===== Exercise input =====
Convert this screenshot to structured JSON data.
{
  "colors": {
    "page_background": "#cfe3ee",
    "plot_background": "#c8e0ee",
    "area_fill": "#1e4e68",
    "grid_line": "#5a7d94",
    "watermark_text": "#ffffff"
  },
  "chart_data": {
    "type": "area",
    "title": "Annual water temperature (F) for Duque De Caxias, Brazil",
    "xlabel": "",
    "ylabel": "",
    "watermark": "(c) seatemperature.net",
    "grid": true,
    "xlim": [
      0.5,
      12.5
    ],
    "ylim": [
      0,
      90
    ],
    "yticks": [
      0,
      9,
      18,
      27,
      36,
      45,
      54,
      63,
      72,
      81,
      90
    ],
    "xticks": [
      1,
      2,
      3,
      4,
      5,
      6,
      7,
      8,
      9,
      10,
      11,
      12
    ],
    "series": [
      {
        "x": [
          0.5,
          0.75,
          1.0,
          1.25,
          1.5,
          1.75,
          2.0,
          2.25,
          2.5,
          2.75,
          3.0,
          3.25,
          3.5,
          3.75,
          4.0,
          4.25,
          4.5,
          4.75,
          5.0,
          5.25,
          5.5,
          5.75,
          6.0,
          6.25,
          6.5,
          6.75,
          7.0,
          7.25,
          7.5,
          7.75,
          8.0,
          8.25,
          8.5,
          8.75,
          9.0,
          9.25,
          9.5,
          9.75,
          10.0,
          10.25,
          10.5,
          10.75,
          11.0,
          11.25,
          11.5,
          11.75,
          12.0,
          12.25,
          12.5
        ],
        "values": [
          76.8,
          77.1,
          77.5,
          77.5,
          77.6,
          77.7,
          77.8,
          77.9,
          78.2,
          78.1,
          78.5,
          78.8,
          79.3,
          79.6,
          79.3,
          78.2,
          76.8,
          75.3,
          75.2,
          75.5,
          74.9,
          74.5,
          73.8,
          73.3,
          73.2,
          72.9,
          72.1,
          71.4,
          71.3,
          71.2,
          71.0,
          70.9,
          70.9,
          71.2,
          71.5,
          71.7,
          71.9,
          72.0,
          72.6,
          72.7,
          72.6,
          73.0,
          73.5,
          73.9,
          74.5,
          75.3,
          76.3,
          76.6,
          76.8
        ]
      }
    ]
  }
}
=====
## Challenge
Write out the full listing, keeping every line exactly as it is.

## The completed task
Convert this screenshot to structured JSON data.
{
  "colors": {
    "page_background": "#cfe3ee",
    "plot_background": "#c8e0ee",
    "area_fill": "#1e4e68",
    "grid_line": "#5a7d94",
    "watermark_text": "#ffffff"
  },
  "chart_data": {
    "type": "area",
    "title": "Annual water temperature (F) for Duque De Caxias, Brazil",
    "xlabel": "",
    "ylabel": "",
    "watermark": "(c) seatemperature.net",
    "grid": true,
    "xlim": [
      0.5,
      12.5
    ],
    "ylim": [
      0,
      90
    ],
    "yticks": [
      0,
      9,
      18,
      27,
      36,
      45,
      54,
      63,
      72,
      81,
      90
    ],
    "xticks": [
      1,
      2,
      3,
      4,
      5,
      6,
      7,
      8,
      9,
      10,
      11,
      12
    ],
    "series": [
      {
        "x": [
          0.5,
          0.75,
          1.0,
          1.25,
          1.5,
          1.75,
          2.0,
          2.25,
          2.5,
          2.75,
          3.0,
          3.25,
          3.5,
          3.75,
          4.0,
          4.25,
          4.5,
          4.75,
          5.0,
          5.25,
          5.5,
          5.75,
          6.0,
          6.25,
          6.5,
          6.75,
          7.0,
          7.25,
          7.5,
          7.75,
          8.0,
          8.25,
          8.5,
          8.75,
          9.0,
          9.25,
          9.5,
          9.75,
          10.0,
          10.25,
          10.5,
          10.75,
          11.0,
          11.25,
          11.5,
          11.75,
          12.0,
          12.25,
          12.5
        ],
        "values": [
          76.8,
          77.1,
          77.5,
          77.5,
          77.6,
          77.7,
          77.8,
          77.9,
          78.2,
          78.1,
          78.5,
          78.8,
          79.3,
          79.6,
          79.3,
          78.2,
          76.8,
          75.3,
          75.2,
          75.5,
          74.9,
          74.5,
          73.8,
          73.3,
          73.2,
          72.9,
          72.1,
          71.4,
          71.3,
          71.2,
          71.0,
          70.9,
          70.9,
          71.2,
          71.5,
          71.7,
          71.9,
          72.0,
          72.6,
          72.7,
          72.6,
          73.0,
          73.5,
          73.9,
          74.5,
          75.3,
          76.3,
          76.6,
          76.8
        ]
      }
    ]
  }
}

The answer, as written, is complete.